*Raw records*
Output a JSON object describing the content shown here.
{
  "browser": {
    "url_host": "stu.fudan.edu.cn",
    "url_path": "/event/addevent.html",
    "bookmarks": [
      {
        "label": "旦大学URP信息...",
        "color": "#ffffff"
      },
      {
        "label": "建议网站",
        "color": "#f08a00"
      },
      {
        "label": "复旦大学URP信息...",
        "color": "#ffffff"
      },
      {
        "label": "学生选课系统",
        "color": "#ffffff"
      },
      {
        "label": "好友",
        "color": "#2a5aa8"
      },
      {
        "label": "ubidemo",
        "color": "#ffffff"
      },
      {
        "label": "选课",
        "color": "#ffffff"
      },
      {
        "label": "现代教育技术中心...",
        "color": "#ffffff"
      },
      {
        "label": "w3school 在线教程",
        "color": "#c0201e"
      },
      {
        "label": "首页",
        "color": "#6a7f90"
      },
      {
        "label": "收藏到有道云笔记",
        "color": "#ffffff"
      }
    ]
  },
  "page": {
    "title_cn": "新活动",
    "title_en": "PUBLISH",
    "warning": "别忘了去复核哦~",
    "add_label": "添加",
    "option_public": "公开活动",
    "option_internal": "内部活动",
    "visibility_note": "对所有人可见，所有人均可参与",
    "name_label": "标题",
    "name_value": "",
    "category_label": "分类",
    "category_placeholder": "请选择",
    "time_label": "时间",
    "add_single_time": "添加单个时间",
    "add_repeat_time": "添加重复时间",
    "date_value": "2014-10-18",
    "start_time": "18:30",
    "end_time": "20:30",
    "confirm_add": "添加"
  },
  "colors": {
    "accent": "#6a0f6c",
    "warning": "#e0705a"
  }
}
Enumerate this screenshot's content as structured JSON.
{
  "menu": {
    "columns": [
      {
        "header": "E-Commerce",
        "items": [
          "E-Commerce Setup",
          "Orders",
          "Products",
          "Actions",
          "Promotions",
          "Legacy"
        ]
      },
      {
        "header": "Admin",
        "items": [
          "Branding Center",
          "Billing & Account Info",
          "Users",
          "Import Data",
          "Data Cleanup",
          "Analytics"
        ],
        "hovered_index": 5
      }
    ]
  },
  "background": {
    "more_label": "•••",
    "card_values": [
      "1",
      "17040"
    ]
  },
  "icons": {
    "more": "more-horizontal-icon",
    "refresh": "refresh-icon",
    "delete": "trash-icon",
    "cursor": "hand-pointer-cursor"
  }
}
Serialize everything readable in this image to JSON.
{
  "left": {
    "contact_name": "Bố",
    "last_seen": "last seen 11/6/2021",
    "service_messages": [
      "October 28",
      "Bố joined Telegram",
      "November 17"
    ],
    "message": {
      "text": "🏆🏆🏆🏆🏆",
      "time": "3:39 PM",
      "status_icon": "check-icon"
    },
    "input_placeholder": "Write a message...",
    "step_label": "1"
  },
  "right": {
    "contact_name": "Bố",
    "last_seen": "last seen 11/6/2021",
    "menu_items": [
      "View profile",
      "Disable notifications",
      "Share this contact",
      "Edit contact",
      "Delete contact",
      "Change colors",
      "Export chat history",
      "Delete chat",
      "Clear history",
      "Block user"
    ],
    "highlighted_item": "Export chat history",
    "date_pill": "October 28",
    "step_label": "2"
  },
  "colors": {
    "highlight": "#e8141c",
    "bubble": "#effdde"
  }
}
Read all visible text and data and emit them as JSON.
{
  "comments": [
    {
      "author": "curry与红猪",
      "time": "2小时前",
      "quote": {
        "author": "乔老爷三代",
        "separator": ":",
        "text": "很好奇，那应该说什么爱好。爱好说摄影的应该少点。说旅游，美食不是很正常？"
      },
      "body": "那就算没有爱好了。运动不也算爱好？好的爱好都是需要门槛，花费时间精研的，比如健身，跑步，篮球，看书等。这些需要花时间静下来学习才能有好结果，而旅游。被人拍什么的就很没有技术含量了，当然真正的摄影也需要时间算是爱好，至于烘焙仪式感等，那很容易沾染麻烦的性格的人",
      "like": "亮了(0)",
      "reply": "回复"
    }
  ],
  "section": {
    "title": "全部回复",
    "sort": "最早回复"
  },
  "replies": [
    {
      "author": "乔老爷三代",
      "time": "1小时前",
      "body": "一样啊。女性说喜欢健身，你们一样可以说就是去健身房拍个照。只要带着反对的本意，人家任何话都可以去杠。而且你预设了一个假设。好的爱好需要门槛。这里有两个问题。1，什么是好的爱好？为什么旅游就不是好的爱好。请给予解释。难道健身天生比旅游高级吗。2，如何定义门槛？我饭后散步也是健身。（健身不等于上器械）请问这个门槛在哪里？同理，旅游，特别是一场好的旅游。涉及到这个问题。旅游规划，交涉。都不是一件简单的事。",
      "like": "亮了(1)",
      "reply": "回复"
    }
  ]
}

*Goal*
Beginning at the line that contains "Serialize everything readable", retype each line of the listing up to and including the last one, exactly as it stands, and nothing else.

*Solution to this task*
Serialize everything readable in this image to JSON.
{
  "left": {
    "contact_name": "Bố",
    "last_seen": "last seen 11/6/2021",
    "service_messages": [
      "October 28",
      "Bố joined Telegram",
      "November 17"
    ],
    "message": {
      "text": "🏆🏆🏆🏆🏆",
      "time": "3:39 PM",
      "status_icon": "check-icon"
    },
    "input_placeholder": "Write a message...",
    "step_label": "1"
  },
  "right": {
    "contact_name": "Bố",
    "last_seen": "last seen 11/6/2021",
    "menu_items": [
      "View profile",
      "Disable notifications",
      "Share this contact",
      "Edit contact",
      "Delete contact",
      "Change colors",
      "Export chat history",
      "Delete chat",
      "Clear history",
      "Block user"
    ],
    "highlighted_item": "Export chat history",
    "date_pill": "October 28",
    "step_label": "2"
  },
  "colors": {
    "highlight": "#e8141c",
    "bubble": "#effdde"
  }
}
Read all visible text and data and emit them as JSON.
{
  "comments": [
    {
      "author": "curry与红猪",
      "time": "2小时前",
      "quote": {
        "author": "乔老爷三代",
        "separator": ":",
        "text": "很好奇，那应该说什么爱好。爱好说摄影的应该少点。说旅游，美食不是很正常？"
      },
      "body": "那就算没有爱好了。运动不也算爱好？好的爱好都是需要门槛，花费时间精研的，比如健身，跑步，篮球，看书等。这些需要花时间静下来学习才能有好结果，而旅游。被人拍什么的就很没有技术含量了，当然真正的摄影也需要时间算是爱好，至于烘焙仪式感等，那很容易沾染麻烦的性格的人",
      "like": "亮了(0)",
      "reply": "回复"
    }
  ],
  "section": {
    "title": "全部回复",
    "sort": "最早回复"
  },
  "replies": [
    {
      "author": "乔老爷三代",
      "time": "1小时前",
      "body": "一样啊。女性说喜欢健身，你们一样可以说就是去健身房拍个照。只要带着反对的本意，人家任何话都可以去杠。而且你预设了一个假设。好的爱好需要门槛。这里有两个问题。1，什么是好的爱好？为什么旅游就不是好的爱好。请给予解释。难道健身天生比旅游高级吗。2，如何定义门槛？我饭后散步也是健身。（健身不等于上器械）请问这个门槛在哪里？同理，旅游，特别是一场好的旅游。涉及到这个问题。旅游规划，交涉。都不是一件简单的事。",
      "like": "亮了(1)",
      "reply": "回复"
    }
  ]
}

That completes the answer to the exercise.